___ GIVEN DATA

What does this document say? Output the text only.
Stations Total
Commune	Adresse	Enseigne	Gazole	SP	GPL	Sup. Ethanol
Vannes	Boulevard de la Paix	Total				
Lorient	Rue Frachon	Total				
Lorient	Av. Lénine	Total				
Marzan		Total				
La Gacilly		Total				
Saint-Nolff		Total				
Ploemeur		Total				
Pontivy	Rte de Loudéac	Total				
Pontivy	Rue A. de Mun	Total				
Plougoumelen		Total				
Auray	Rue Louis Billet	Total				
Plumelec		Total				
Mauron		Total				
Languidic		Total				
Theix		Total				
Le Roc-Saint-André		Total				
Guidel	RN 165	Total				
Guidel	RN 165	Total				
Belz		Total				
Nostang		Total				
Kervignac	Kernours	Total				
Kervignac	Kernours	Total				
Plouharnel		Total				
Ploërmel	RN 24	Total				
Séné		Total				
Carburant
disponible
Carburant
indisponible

______

| PROBLEM DESCRIPTION |
Read through the data and copy every line where "Pontivy" shows up.

| RESPONSE FOR THIS EXERCISE |
Pontivy	Rte de Loudéac	Total				
Pontivy	Rue A. de Mun	Total				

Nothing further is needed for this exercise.